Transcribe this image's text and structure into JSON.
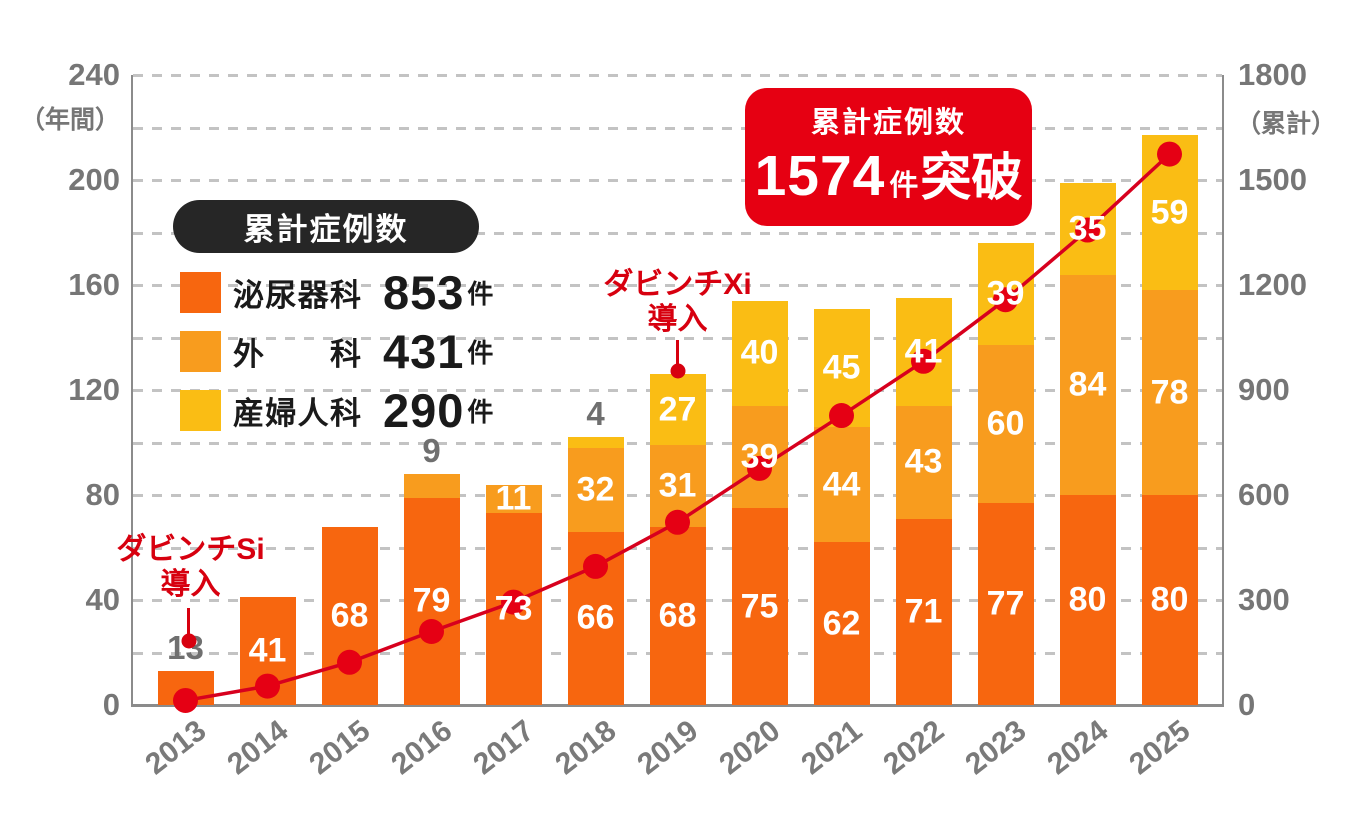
{
  "chart_data": {
    "type": "bar",
    "subtype": "stacked-bars-with-cumulative-line",
    "categories": [
      "2013",
      "2014",
      "2015",
      "2016",
      "2017",
      "2018",
      "2019",
      "2020",
      "2021",
      "2022",
      "2023",
      "2024",
      "2025"
    ],
    "series": [
      {
        "name": "泌尿器科",
        "color": "#f7660f",
        "values": [
          13,
          41,
          68,
          79,
          73,
          66,
          68,
          75,
          62,
          71,
          77,
          80,
          80
        ]
      },
      {
        "name": "外科",
        "color": "#f89c1e",
        "values": [
          0,
          0,
          0,
          9,
          11,
          32,
          31,
          39,
          44,
          43,
          60,
          84,
          78
        ]
      },
      {
        "name": "産婦人科",
        "color": "#fabd14",
        "values": [
          0,
          0,
          0,
          0,
          0,
          4,
          27,
          40,
          45,
          41,
          39,
          35,
          59
        ]
      }
    ],
    "line": {
      "name": "累計症例数",
      "color": "#d7001e",
      "dot_color": "#e50014",
      "values": [
        13,
        54,
        122,
        210,
        294,
        396,
        522,
        676,
        827,
        982,
        1158,
        1357,
        1574
      ]
    },
    "left_axis": {
      "unit_label": "（年間）",
      "ticks": [
        240,
        200,
        160,
        120,
        80,
        40,
        0
      ],
      "max": 240,
      "grid_step": 20
    },
    "right_axis": {
      "unit_label": "（累計）",
      "ticks": [
        1800,
        1500,
        1200,
        900,
        600,
        300,
        0
      ],
      "max": 1800
    },
    "outside_value_labels": [
      [
        0,
        0
      ],
      [
        3,
        1
      ],
      [
        5,
        2
      ]
    ],
    "grid": "dashed-horizontal"
  },
  "legend": {
    "title": "累計症例数",
    "items": [
      {
        "label": "泌尿器科",
        "value": "853",
        "unit": "件"
      },
      {
        "label": "外科",
        "value": "431",
        "unit": "件"
      },
      {
        "label": "産婦人科",
        "value": "290",
        "unit": "件"
      }
    ]
  },
  "badge": {
    "title": "累計症例数",
    "value": "1574",
    "unit": "件",
    "suffix": "突破",
    "color": "#e60012"
  },
  "annotations": {
    "si": {
      "line1": "ダビンチSi",
      "line2": "導入"
    },
    "xi": {
      "line1": "ダビンチXi",
      "line2": "導入"
    }
  }
}
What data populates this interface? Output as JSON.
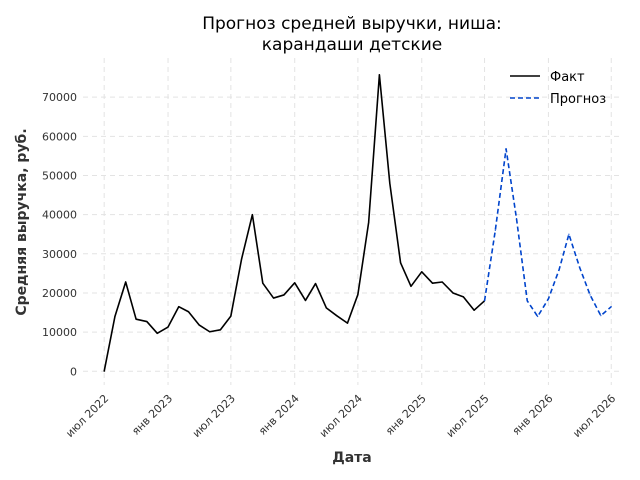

## Problem details
Output every entry verbatim. Pictures do not belong in the copy.

## Solution to the exercise
Transcribe this image's text and structure into JSON.
{
  "chart_data": {
    "type": "bar",
    "subtype": "stacked-bars-with-cumulative-line",
    "categories": [
      "2013",
      "2014",
      "2015",
      "2016",
      "2017",
      "2018",
      "2019",
      "2020",
      "2021",
      "2022",
      "2023",
      "2024",
      "2025"
    ],
    "series": [
      {
        "name": "泌尿器科",
        "color": "#f7660f",
        "values": [
          13,
          41,
          68,
          79,
          73,
          66,
          68,
          75,
          62,
          71,
          77,
          80,
          80
        ]
      },
      {
        "name": "外科",
        "color": "#f89c1e",
        "values": [
          0,
          0,
          0,
          9,
          11,
          32,
          31,
          39,
          44,
          43,
          60,
          84,
          78
        ]
      },
      {
        "name": "産婦人科",
        "color": "#fabd14",
        "values": [
          0,
          0,
          0,
          0,
          0,
          4,
          27,
          40,
          45,
          41,
          39,
          35,
          59
        ]
      }
    ],
    "line": {
      "name": "累計症例数",
      "color": "#d7001e",
      "dot_color": "#e50014",
      "values": [
        13,
        54,
        122,
        210,
        294,
        396,
        522,
        676,
        827,
        982,
        1158,
        1357,
        1574
      ]
    },
    "left_axis": {
      "unit_label": "（年間）",
      "ticks": [
        240,
        200,
        160,
        120,
        80,
        40,
        0
      ],
      "max": 240,
      "grid_step": 20
    },
    "right_axis": {
      "unit_label": "（累計）",
      "ticks": [
        1800,
        1500,
        1200,
        900,
        600,
        300,
        0
      ],
      "max": 1800
    },
    "outside_value_labels": [
      [
        0,
        0
      ],
      [
        3,
        1
      ],
      [
        5,
        2
      ]
    ],
    "grid": "dashed-horizontal"
  },
  "legend": {
    "title": "累計症例数",
    "items": [
      {
        "label": "泌尿器科",
        "value": "853",
        "unit": "件"
      },
      {
        "label": "外科",
        "value": "431",
        "unit": "件"
      },
      {
        "label": "産婦人科",
        "value": "290",
        "unit": "件"
      }
    ]
  },
  "badge": {
    "title": "累計症例数",
    "value": "1574",
    "unit": "件",
    "suffix": "突破",
    "color": "#e60012"
  },
  "annotations": {
    "si": {
      "line1": "ダビンチSi",
      "line2": "導入"
    },
    "xi": {
      "line1": "ダビンチXi",
      "line2": "導入"
    }
  }
}
What data populates this interface? Output as JSON.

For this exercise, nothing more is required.